The records below need retyping in full; give them again exactly.

[Records for processing]:
╔══

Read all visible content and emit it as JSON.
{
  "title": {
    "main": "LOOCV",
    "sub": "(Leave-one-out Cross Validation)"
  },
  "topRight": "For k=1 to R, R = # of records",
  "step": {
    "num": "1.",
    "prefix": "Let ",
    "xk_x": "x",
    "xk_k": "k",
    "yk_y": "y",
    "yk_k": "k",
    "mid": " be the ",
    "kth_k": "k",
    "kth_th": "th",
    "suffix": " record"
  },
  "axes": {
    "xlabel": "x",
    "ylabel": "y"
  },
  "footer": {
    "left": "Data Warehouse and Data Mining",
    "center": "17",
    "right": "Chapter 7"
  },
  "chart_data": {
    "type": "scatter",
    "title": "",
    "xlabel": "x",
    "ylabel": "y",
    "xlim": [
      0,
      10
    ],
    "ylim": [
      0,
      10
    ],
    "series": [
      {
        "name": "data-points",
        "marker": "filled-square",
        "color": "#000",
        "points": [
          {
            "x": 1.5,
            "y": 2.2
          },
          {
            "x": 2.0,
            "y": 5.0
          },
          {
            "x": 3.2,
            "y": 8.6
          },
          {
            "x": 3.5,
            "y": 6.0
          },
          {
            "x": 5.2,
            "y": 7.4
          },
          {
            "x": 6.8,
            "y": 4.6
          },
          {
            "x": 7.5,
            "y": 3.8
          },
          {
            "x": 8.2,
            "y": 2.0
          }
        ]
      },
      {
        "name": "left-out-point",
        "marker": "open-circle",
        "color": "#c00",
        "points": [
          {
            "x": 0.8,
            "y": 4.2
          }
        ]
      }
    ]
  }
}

╚══

[Task output]:
Read all visible content and emit it as JSON.
{
  "title": {
    "main": "LOOCV",
    "sub": "(Leave-one-out Cross Validation)"
  },
  "topRight": "For k=1 to R, R = # of records",
  "step": {
    "num": "1.",
    "prefix": "Let ",
    "xk_x": "x",
    "xk_k": "k",
    "yk_y": "y",
    "yk_k": "k",
    "mid": " be the ",
    "kth_k": "k",
    "kth_th": "th",
    "suffix": " record"
  },
  "axes": {
    "xlabel": "x",
    "ylabel": "y"
  },
  "footer": {
    "left": "Data Warehouse and Data Mining",
    "center": "17",
    "right": "Chapter 7"
  },
  "chart_data": {
    "type": "scatter",
    "title": "",
    "xlabel": "x",
    "ylabel": "y",
    "xlim": [
      0,
      10
    ],
    "ylim": [
      0,
      10
    ],
    "series": [
      {
        "name": "data-points",
        "marker": "filled-square",
        "color": "#000",
        "points": [
          {
            "x": 1.5,
            "y": 2.2
          },
          {
            "x": 2.0,
            "y": 5.0
          },
          {
            "x": 3.2,
            "y": 8.6
          },
          {
            "x": 3.5,
            "y": 6.0
          },
          {
            "x": 5.2,
            "y": 7.4
          },
          {
            "x": 6.8,
            "y": 4.6
          },
          {
            "x": 7.5,
            "y": 3.8
          },
          {
            "x": 8.2,
            "y": 2.0
          }
        ]
      },
      {
        "name": "left-out-point",
        "marker": "open-circle",
        "color": "#c00",
        "points": [
          {
            "x": 0.8,
            "y": 4.2
          }
        ]
      }
    ]
  }
}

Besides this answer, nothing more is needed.